» **WHAT YOU SHOULD DO**: Each entry that follows must be output without any deviation.

» **DATA SHOWN**:
((

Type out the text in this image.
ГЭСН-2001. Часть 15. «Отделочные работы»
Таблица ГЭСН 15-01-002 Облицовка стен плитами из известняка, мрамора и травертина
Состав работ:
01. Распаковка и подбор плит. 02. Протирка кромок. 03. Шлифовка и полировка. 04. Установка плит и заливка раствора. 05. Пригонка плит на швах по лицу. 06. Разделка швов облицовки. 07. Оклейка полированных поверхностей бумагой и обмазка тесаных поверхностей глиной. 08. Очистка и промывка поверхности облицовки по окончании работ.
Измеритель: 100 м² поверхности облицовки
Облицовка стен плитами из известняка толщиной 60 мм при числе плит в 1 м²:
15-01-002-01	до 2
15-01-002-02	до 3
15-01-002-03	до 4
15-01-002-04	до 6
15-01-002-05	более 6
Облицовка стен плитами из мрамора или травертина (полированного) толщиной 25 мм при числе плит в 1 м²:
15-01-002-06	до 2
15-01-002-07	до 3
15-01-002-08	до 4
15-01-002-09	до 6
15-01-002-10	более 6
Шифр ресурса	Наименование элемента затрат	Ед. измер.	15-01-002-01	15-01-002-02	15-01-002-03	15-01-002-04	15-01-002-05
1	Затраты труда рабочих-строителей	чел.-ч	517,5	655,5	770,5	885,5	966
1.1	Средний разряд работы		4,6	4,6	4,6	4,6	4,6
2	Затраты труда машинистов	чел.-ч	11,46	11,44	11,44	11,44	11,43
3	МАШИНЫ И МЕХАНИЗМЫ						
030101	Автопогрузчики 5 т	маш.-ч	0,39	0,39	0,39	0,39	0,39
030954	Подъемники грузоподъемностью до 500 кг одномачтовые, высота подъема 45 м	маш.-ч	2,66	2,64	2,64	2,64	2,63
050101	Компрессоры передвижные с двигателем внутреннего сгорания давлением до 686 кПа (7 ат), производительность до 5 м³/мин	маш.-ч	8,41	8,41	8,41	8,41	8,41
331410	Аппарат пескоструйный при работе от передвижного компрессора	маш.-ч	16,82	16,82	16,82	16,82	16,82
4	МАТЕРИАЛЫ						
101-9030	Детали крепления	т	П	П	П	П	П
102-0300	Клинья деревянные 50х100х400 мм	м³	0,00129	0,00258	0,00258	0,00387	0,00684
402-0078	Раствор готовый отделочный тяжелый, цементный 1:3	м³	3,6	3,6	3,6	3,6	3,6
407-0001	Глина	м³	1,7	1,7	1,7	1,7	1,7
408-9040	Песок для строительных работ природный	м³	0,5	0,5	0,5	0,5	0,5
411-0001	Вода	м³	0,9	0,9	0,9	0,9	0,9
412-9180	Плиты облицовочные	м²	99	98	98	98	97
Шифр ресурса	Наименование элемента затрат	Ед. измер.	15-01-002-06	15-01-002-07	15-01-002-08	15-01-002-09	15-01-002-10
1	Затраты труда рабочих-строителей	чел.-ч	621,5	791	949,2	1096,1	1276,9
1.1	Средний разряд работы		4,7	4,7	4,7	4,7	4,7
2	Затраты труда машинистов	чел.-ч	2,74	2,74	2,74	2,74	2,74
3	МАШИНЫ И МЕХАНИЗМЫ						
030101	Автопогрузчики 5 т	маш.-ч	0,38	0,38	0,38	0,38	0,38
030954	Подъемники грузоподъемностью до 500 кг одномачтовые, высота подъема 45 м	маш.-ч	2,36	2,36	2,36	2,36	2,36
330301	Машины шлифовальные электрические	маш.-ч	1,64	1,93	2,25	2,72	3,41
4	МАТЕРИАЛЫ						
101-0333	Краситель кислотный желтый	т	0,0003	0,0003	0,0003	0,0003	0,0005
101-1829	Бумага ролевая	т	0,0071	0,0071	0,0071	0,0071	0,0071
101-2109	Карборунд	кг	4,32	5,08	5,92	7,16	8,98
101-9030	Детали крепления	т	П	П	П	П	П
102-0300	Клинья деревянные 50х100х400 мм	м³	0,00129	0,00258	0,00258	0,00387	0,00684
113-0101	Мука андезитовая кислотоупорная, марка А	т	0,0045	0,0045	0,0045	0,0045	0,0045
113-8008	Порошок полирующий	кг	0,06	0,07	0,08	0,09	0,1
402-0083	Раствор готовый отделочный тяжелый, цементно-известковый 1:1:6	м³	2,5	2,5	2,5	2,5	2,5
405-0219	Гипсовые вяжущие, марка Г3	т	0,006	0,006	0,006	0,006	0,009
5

))

» **EXERCISE RESPONSE**:
Type out the text in this image.
ГЭСН-2001. Часть 15. «Отделочные работы»
Таблица ГЭСН 15-01-002 Облицовка стен плитами из известняка, мрамора и травертина
Состав работ:
01. Распаковка и подбор плит. 02. Протирка кромок. 03. Шлифовка и полировка. 04. Установка плит и заливка раствора. 05. Пригонка плит на швах по лицу. 06. Разделка швов облицовки. 07. Оклейка полированных поверхностей бумагой и обмазка тесаных поверхностей глиной. 08. Очистка и промывка поверхности облицовки по окончании работ.
Измеритель: 100 м² поверхности облицовки
Облицовка стен плитами из известняка толщиной 60 мм при числе плит в 1 м²:
15-01-002-01	до 2
15-01-002-02	до 3
15-01-002-03	до 4
15-01-002-04	до 6
15-01-002-05	более 6
Облицовка стен плитами из мрамора или травертина (полированного) толщиной 25 мм при числе плит в 1 м²:
15-01-002-06	до 2
15-01-002-07	до 3
15-01-002-08	до 4
15-01-002-09	до 6
15-01-002-10	более 6
Шифр ресурса	Наименование элемента затрат	Ед. измер.	15-01-002-01	15-01-002-02	15-01-002-03	15-01-002-04	15-01-002-05
1	Затраты труда рабочих-строителей	чел.-ч	517,5	655,5	770,5	885,5	966
1.1	Средний разряд работы		4,6	4,6	4,6	4,6	4,6
2	Затраты труда машинистов	чел.-ч	11,46	11,44	11,44	11,44	11,43
3	МАШИНЫ И МЕХАНИЗМЫ						
030101	Автопогрузчики 5 т	маш.-ч	0,39	0,39	0,39	0,39	0,39
030954	Подъемники грузоподъемностью до 500 кг одномачтовые, высота подъема 45 м	маш.-ч	2,66	2,64	2,64	2,64	2,63
050101	Компрессоры передвижные с двигателем внутреннего сгорания давлением до 686 кПа (7 ат), производительность до 5 м³/мин	маш.-ч	8,41	8,41	8,41	8,41	8,41
331410	Аппарат пескоструйный при работе от передвижного компрессора	маш.-ч	16,82	16,82	16,82	16,82	16,82
4	МАТЕРИАЛЫ						
101-9030	Детали крепления	т	П	П	П	П	П
102-0300	Клинья деревянные 50х100х400 мм	м³	0,00129	0,00258	0,00258	0,00387	0,00684
402-0078	Раствор готовый отделочный тяжелый, цементный 1:3	м³	3,6	3,6	3,6	3,6	3,6
407-0001	Глина	м³	1,7	1,7	1,7	1,7	1,7
408-9040	Песок для строительных работ природный	м³	0,5	0,5	0,5	0,5	0,5
411-0001	Вода	м³	0,9	0,9	0,9	0,9	0,9
412-9180	Плиты облицовочные	м²	99	98	98	98	97
Шифр ресурса	Наименование элемента затрат	Ед. измер.	15-01-002-06	15-01-002-07	15-01-002-08	15-01-002-09	15-01-002-10
1	Затраты труда рабочих-строителей	чел.-ч	621,5	791	949,2	1096,1	1276,9
1.1	Средний разряд работы		4,7	4,7	4,7	4,7	4,7
2	Затраты труда машинистов	чел.-ч	2,74	2,74	2,74	2,74	2,74
3	МАШИНЫ И МЕХАНИЗМЫ						
030101	Автопогрузчики 5 т	маш.-ч	0,38	0,38	0,38	0,38	0,38
030954	Подъемники грузоподъемностью до 500 кг одномачтовые, высота подъема 45 м	маш.-ч	2,36	2,36	2,36	2,36	2,36
330301	Машины шлифовальные электрические	маш.-ч	1,64	1,93	2,25	2,72	3,41
4	МАТЕРИАЛЫ						
101-0333	Краситель кислотный желтый	т	0,0003	0,0003	0,0003	0,0003	0,0005
101-1829	Бумага ролевая	т	0,0071	0,0071	0,0071	0,0071	0,0071
101-2109	Карборунд	кг	4,32	5,08	5,92	7,16	8,98
101-9030	Детали крепления	т	П	П	П	П	П
102-0300	Клинья деревянные 50х100х400 мм	м³	0,00129	0,00258	0,00258	0,00387	0,00684
113-0101	Мука андезитовая кислотоупорная, марка А	т	0,0045	0,0045	0,0045	0,0045	0,0045
113-8008	Порошок полирующий	кг	0,06	0,07	0,08	0,09	0,1
402-0083	Раствор готовый отделочный тяжелый, цементно-известковый 1:1:6	м³	2,5	2,5	2,5	2,5	2,5
405-0219	Гипсовые вяжущие, марка Г3	т	0,006	0,006	0,006	0,006	0,009
5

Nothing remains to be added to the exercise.